[start Given records]
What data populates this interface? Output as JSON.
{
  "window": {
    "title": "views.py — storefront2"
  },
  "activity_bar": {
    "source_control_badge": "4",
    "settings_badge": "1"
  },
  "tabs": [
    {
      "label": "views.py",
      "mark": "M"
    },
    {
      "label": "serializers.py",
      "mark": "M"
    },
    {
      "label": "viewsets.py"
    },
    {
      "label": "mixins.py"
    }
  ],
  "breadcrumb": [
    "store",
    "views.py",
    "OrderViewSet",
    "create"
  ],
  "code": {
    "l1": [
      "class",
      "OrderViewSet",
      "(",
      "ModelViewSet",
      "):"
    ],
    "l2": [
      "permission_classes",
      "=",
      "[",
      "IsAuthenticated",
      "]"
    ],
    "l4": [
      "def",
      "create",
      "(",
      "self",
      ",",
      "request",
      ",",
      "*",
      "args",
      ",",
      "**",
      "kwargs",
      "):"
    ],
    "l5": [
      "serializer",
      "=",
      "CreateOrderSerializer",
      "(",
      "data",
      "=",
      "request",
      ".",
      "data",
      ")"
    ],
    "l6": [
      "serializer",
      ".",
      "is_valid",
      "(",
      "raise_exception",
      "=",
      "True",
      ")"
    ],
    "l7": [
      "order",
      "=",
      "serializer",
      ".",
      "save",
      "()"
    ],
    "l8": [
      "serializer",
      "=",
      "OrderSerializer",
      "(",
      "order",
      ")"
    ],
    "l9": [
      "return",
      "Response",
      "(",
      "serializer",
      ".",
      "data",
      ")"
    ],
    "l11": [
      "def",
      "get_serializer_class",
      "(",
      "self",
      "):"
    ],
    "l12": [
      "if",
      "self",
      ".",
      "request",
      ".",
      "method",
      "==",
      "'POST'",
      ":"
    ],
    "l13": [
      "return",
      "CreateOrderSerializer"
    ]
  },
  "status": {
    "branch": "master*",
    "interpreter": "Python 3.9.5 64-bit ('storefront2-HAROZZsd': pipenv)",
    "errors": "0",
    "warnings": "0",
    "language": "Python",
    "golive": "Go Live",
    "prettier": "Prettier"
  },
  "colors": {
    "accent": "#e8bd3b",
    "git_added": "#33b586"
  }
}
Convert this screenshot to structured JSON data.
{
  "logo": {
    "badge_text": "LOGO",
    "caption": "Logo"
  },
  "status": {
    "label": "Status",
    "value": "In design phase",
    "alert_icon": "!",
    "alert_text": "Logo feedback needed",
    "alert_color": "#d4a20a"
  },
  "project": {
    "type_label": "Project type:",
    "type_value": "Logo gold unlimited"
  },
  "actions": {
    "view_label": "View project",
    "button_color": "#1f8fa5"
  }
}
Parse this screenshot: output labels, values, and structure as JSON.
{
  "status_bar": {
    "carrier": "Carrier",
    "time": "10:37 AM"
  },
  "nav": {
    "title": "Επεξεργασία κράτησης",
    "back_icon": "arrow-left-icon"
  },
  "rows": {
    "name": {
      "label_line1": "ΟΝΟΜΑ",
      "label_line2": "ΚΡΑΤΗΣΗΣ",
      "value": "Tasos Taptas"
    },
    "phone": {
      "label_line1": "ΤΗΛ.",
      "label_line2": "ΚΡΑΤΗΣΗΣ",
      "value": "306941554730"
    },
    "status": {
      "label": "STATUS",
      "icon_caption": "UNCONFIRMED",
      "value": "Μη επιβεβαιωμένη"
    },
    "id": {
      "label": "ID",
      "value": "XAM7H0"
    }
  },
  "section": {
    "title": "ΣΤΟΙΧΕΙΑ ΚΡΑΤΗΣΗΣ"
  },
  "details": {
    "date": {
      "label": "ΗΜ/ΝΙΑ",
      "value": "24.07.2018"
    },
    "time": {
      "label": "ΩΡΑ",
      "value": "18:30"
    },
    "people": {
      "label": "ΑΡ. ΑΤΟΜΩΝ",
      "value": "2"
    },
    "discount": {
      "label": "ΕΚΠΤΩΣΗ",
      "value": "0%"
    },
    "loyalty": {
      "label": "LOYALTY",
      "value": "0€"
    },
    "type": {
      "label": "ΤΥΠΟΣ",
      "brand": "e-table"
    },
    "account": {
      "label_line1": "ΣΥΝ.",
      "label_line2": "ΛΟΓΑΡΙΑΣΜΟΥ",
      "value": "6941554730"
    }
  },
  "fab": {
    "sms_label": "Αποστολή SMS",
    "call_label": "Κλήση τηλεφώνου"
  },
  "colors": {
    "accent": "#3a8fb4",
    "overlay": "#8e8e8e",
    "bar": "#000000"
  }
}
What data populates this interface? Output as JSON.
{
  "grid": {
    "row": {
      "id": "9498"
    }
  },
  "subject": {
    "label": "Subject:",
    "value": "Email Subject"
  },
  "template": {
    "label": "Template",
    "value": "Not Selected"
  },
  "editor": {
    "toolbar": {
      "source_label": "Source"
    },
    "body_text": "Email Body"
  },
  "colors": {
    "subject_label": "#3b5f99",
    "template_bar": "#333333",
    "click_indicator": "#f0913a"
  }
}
[end Given records]
### What the exercise asks
Copy every record exactly, with nothing added or dropped.

### Task output
What data populates this interface? Output as JSON.
{
  "window": {
    "title": "views.py — storefront2"
  },
  "activity_bar": {
    "source_control_badge": "4",
    "settings_badge": "1"
  },
  "tabs": [
    {
      "label": "views.py",
      "mark": "M"
    },
    {
      "label": "serializers.py",
      "mark": "M"
    },
    {
      "label": "viewsets.py"
    },
    {
      "label": "mixins.py"
    }
  ],
  "breadcrumb": [
    "store",
    "views.py",
    "OrderViewSet",
    "create"
  ],
  "code": {
    "l1": [
      "class",
      "OrderViewSet",
      "(",
      "ModelViewSet",
      "):"
    ],
    "l2": [
      "permission_classes",
      "=",
      "[",
      "IsAuthenticated",
      "]"
    ],
    "l4": [
      "def",
      "create",
      "(",
      "self",
      ",",
      "request",
      ",",
      "*",
      "args",
      ",",
      "**",
      "kwargs",
      "):"
    ],
    "l5": [
      "serializer",
      "=",
      "CreateOrderSerializer",
      "(",
      "data",
      "=",
      "request",
      ".",
      "data",
      ")"
    ],
    "l6": [
      "serializer",
      ".",
      "is_valid",
      "(",
      "raise_exception",
      "=",
      "True",
      ")"
    ],
    "l7": [
      "order",
      "=",
      "serializer",
      ".",
      "save",
      "()"
    ],
    "l8": [
      "serializer",
      "=",
      "OrderSerializer",
      "(",
      "order",
      ")"
    ],
    "l9": [
      "return",
      "Response",
      "(",
      "serializer",
      ".",
      "data",
      ")"
    ],
    "l11": [
      "def",
      "get_serializer_class",
      "(",
      "self",
      "):"
    ],
    "l12": [
      "if",
      "self",
      ".",
      "request",
      ".",
      "method",
      "==",
      "'POST'",
      ":"
    ],
    "l13": [
      "return",
      "CreateOrderSerializer"
    ]
  },
  "status": {
    "branch": "master*",
    "interpreter": "Python 3.9.5 64-bit ('storefront2-HAROZZsd': pipenv)",
    "errors": "0",
    "warnings": "0",
    "language": "Python",
    "golive": "Go Live",
    "prettier": "Prettier"
  },
  "colors": {
    "accent": "#e8bd3b",
    "git_added": "#33b586"
  }
}
Convert this screenshot to structured JSON data.
{
  "logo": {
    "badge_text": "LOGO",
    "caption": "Logo"
  },
  "status": {
    "label": "Status",
    "value": "In design phase",
    "alert_icon": "!",
    "alert_text": "Logo feedback needed",
    "alert_color": "#d4a20a"
  },
  "project": {
    "type_label": "Project type:",
    "type_value": "Logo gold unlimited"
  },
  "actions": {
    "view_label": "View project",
    "button_color": "#1f8fa5"
  }
}
Parse this screenshot: output labels, values, and structure as JSON.
{
  "status_bar": {
    "carrier": "Carrier",
    "time": "10:37 AM"
  },
  "nav": {
    "title": "Επεξεργασία κράτησης",
    "back_icon": "arrow-left-icon"
  },
  "rows": {
    "name": {
      "label_line1": "ΟΝΟΜΑ",
      "label_line2": "ΚΡΑΤΗΣΗΣ",
      "value": "Tasos Taptas"
    },
    "phone": {
      "label_line1": "ΤΗΛ.",
      "label_line2": "ΚΡΑΤΗΣΗΣ",
      "value": "306941554730"
    },
    "status": {
      "label": "STATUS",
      "icon_caption": "UNCONFIRMED",
      "value": "Μη επιβεβαιωμένη"
    },
    "id": {
      "label": "ID",
      "value": "XAM7H0"
    }
  },
  "section": {
    "title": "ΣΤΟΙΧΕΙΑ ΚΡΑΤΗΣΗΣ"
  },
  "details": {
    "date": {
      "label": "ΗΜ/ΝΙΑ",
      "value": "24.07.2018"
    },
    "time": {
      "label": "ΩΡΑ",
      "value": "18:30"
    },
    "people": {
      "label": "ΑΡ. ΑΤΟΜΩΝ",
      "value": "2"
    },
    "discount": {
      "label": "ΕΚΠΤΩΣΗ",
      "value": "0%"
    },
    "loyalty": {
      "label": "LOYALTY",
      "value": "0€"
    },
    "type": {
      "label": "ΤΥΠΟΣ",
      "brand": "e-table"
    },
    "account": {
      "label_line1": "ΣΥΝ.",
      "label_line2": "ΛΟΓΑΡΙΑΣΜΟΥ",
      "value": "6941554730"
    }
  },
  "fab": {
    "sms_label": "Αποστολή SMS",
    "call_label": "Κλήση τηλεφώνου"
  },
  "colors": {
    "accent": "#3a8fb4",
    "overlay": "#8e8e8e",
    "bar": "#000000"
  }
}
What data populates this interface? Output as JSON.
{
  "grid": {
    "row": {
      "id": "9498"
    }
  },
  "subject": {
    "label": "Subject:",
    "value": "Email Subject"
  },
  "template": {
    "label": "Template",
    "value": "Not Selected"
  },
  "editor": {
    "toolbar": {
      "source_label": "Source"
    },
    "body_text": "Email Body"
  },
  "colors": {
    "subject_label": "#3b5f99",
    "template_bar": "#333333",
    "click_indicator": "#f0913a"
  }
}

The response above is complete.